* **Given exercise**: Locate every line below that contains the word "this" and copy it.

-- start --

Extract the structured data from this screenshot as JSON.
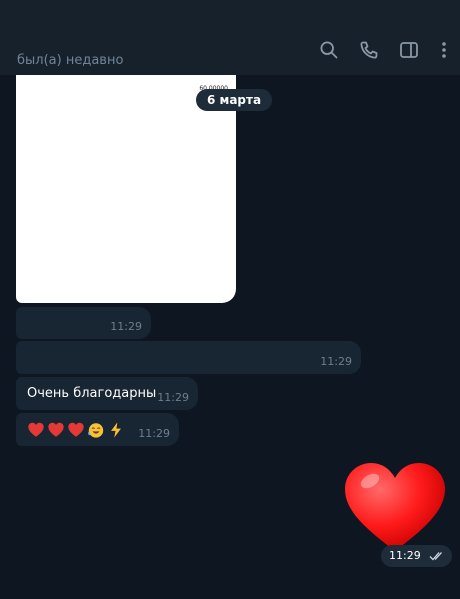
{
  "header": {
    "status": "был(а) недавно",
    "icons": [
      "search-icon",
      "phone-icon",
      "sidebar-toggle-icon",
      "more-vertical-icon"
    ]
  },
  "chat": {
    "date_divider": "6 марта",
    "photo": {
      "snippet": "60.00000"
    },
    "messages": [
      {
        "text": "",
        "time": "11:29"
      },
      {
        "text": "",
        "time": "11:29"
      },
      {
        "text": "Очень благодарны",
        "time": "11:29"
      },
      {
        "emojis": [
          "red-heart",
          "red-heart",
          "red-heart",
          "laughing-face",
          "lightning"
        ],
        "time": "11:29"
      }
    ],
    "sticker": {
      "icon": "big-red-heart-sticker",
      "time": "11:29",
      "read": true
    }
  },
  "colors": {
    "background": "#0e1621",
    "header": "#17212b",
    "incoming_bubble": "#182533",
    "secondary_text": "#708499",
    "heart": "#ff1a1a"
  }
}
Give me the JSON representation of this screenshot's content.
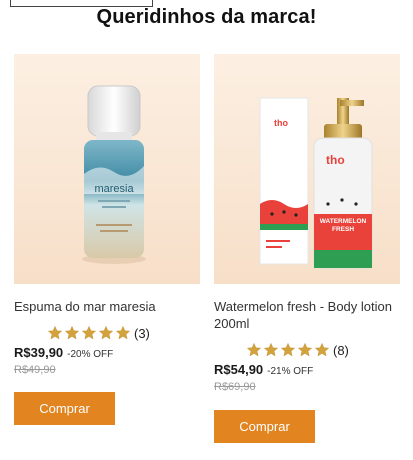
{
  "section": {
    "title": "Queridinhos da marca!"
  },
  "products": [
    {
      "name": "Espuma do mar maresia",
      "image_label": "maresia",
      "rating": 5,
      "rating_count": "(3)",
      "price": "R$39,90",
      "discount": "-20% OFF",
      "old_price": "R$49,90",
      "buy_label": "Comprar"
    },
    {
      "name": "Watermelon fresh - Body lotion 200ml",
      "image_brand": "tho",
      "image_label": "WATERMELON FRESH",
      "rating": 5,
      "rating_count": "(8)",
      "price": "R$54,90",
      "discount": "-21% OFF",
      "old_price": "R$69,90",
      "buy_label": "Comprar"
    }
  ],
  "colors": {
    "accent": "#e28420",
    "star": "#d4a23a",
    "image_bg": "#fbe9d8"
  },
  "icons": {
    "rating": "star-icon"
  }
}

-- end --
-- start --

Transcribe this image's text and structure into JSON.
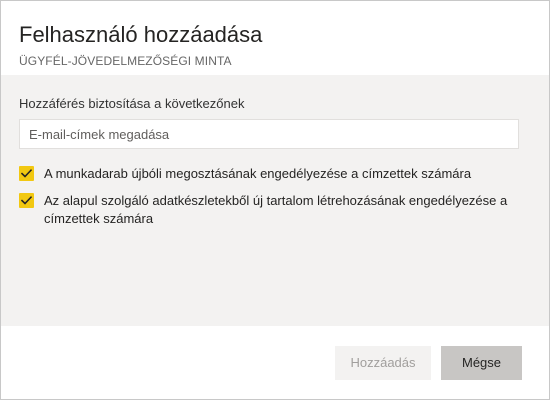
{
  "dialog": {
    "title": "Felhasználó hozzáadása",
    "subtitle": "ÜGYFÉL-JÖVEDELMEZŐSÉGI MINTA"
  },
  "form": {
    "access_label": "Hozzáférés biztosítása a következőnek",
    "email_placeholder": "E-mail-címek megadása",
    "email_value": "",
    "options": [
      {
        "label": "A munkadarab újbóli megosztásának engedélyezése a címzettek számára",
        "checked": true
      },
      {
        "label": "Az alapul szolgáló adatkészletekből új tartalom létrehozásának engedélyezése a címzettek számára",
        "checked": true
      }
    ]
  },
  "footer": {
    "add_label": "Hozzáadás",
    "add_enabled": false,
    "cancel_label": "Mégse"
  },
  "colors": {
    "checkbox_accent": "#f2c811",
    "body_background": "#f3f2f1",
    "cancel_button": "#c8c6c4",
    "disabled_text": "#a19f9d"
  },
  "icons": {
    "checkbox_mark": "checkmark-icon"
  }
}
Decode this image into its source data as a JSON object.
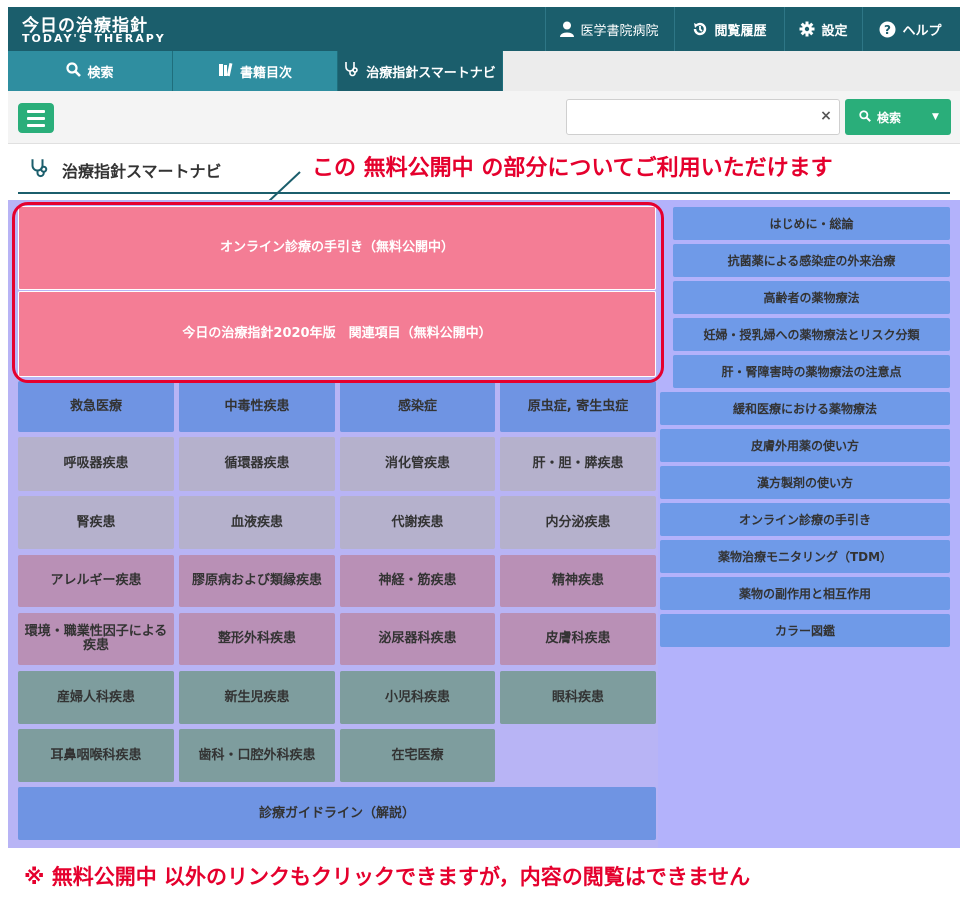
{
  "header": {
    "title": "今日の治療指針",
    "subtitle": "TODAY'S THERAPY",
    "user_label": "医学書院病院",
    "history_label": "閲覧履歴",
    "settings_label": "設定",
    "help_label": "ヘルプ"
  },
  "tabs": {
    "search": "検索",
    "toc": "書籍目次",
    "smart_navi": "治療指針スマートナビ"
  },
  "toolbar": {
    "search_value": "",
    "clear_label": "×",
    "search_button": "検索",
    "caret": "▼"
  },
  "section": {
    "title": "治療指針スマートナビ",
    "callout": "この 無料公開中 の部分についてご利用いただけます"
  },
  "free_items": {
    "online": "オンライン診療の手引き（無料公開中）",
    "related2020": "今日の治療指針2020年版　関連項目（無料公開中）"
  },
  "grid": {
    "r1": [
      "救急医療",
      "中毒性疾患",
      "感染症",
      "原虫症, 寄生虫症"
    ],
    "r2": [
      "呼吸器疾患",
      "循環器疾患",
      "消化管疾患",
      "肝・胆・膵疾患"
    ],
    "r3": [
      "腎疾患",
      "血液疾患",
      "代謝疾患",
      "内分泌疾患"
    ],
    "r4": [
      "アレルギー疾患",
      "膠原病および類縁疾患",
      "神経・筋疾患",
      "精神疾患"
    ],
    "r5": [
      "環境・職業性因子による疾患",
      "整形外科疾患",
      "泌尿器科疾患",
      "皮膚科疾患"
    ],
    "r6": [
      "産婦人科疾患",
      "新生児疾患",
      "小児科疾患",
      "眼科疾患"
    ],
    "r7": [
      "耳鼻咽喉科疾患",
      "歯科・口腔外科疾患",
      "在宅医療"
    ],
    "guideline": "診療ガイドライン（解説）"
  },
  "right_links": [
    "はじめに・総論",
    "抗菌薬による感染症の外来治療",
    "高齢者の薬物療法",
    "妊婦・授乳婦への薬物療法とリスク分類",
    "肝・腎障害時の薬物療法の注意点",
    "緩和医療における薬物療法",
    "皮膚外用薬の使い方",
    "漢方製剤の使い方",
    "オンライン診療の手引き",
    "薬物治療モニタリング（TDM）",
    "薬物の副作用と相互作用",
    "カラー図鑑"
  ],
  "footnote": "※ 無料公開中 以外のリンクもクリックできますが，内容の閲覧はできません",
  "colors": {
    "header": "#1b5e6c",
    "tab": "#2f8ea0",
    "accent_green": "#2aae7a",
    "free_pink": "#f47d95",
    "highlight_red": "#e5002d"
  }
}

-- end --

* **Reply**:
Extract the structured data from this screenshot as JSON.
Give me the JSON representation of this screenshot's content.
Transcribe this image's text and structure into JSON.
Decode this image into its source data as a JSON object.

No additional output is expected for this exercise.